**AIM:** Your task is to print every entry below exactly as given.

**RECORDS PROVIDED:**
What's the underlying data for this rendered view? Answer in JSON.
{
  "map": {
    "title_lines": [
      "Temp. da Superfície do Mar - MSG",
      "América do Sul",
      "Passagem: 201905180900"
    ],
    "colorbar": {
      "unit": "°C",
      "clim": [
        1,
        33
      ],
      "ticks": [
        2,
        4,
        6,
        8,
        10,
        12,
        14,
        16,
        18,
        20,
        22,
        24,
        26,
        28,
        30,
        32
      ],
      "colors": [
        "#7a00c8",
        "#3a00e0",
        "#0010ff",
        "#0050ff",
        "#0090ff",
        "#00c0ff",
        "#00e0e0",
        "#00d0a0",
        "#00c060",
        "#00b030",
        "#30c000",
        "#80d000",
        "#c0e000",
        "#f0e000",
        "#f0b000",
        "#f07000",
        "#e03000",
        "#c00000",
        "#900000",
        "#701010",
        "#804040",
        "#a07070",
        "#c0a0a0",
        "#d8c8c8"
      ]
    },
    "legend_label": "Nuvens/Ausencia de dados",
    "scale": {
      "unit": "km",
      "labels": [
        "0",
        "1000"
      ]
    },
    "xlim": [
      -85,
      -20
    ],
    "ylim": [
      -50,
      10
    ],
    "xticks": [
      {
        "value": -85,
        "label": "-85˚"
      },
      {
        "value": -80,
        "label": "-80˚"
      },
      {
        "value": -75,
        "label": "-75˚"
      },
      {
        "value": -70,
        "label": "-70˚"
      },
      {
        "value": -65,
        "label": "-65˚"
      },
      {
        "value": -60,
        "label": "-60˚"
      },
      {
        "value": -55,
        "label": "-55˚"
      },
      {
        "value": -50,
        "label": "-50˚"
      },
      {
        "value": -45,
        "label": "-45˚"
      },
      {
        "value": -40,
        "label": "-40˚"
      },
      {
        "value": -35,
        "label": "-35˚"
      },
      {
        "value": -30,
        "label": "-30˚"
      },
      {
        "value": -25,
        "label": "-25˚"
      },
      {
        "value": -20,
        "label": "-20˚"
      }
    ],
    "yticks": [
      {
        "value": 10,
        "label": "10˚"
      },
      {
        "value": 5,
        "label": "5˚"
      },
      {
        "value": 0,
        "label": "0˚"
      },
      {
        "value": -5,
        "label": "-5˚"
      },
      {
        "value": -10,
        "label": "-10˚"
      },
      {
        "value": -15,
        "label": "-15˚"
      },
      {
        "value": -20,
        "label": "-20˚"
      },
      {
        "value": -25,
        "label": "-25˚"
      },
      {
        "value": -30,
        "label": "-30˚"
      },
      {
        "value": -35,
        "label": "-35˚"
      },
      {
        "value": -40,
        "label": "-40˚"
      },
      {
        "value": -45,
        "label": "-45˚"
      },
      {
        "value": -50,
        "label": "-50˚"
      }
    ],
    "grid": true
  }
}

**EXERCISE RESULT:**
What's the underlying data for this rendered view? Answer in JSON.
{
  "map": {
    "title_lines": [
      "Temp. da Superfície do Mar - MSG",
      "América do Sul",
      "Passagem: 201905180900"
    ],
    "colorbar": {
      "unit": "°C",
      "clim": [
        1,
        33
      ],
      "ticks": [
        2,
        4,
        6,
        8,
        10,
        12,
        14,
        16,
        18,
        20,
        22,
        24,
        26,
        28,
        30,
        32
      ],
      "colors": [
        "#7a00c8",
        "#3a00e0",
        "#0010ff",
        "#0050ff",
        "#0090ff",
        "#00c0ff",
        "#00e0e0",
        "#00d0a0",
        "#00c060",
        "#00b030",
        "#30c000",
        "#80d000",
        "#c0e000",
        "#f0e000",
        "#f0b000",
        "#f07000",
        "#e03000",
        "#c00000",
        "#900000",
        "#701010",
        "#804040",
        "#a07070",
        "#c0a0a0",
        "#d8c8c8"
      ]
    },
    "legend_label": "Nuvens/Ausencia de dados",
    "scale": {
      "unit": "km",
      "labels": [
        "0",
        "1000"
      ]
    },
    "xlim": [
      -85,
      -20
    ],
    "ylim": [
      -50,
      10
    ],
    "xticks": [
      {
        "value": -85,
        "label": "-85˚"
      },
      {
        "value": -80,
        "label": "-80˚"
      },
      {
        "value": -75,
        "label": "-75˚"
      },
      {
        "value": -70,
        "label": "-70˚"
      },
      {
        "value": -65,
        "label": "-65˚"
      },
      {
        "value": -60,
        "label": "-60˚"
      },
      {
        "value": -55,
        "label": "-55˚"
      },
      {
        "value": -50,
        "label": "-50˚"
      },
      {
        "value": -45,
        "label": "-45˚"
      },
      {
        "value": -40,
        "label": "-40˚"
      },
      {
        "value": -35,
        "label": "-35˚"
      },
      {
        "value": -30,
        "label": "-30˚"
      },
      {
        "value": -25,
        "label": "-25˚"
      },
      {
        "value": -20,
        "label": "-20˚"
      }
    ],
    "yticks": [
      {
        "value": 10,
        "label": "10˚"
      },
      {
        "value": 5,
        "label": "5˚"
      },
      {
        "value": 0,
        "label": "0˚"
      },
      {
        "value": -5,
        "label": "-5˚"
      },
      {
        "value": -10,
        "label": "-10˚"
      },
      {
        "value": -15,
        "label": "-15˚"
      },
      {
        "value": -20,
        "label": "-20˚"
      },
      {
        "value": -25,
        "label": "-25˚"
      },
      {
        "value": -30,
        "label": "-30˚"
      },
      {
        "value": -35,
        "label": "-35˚"
      },
      {
        "value": -40,
        "label": "-40˚"
      },
      {
        "value": -45,
        "label": "-45˚"
      },
      {
        "value": -50,
        "label": "-50˚"
      }
    ],
    "grid": true
  }
}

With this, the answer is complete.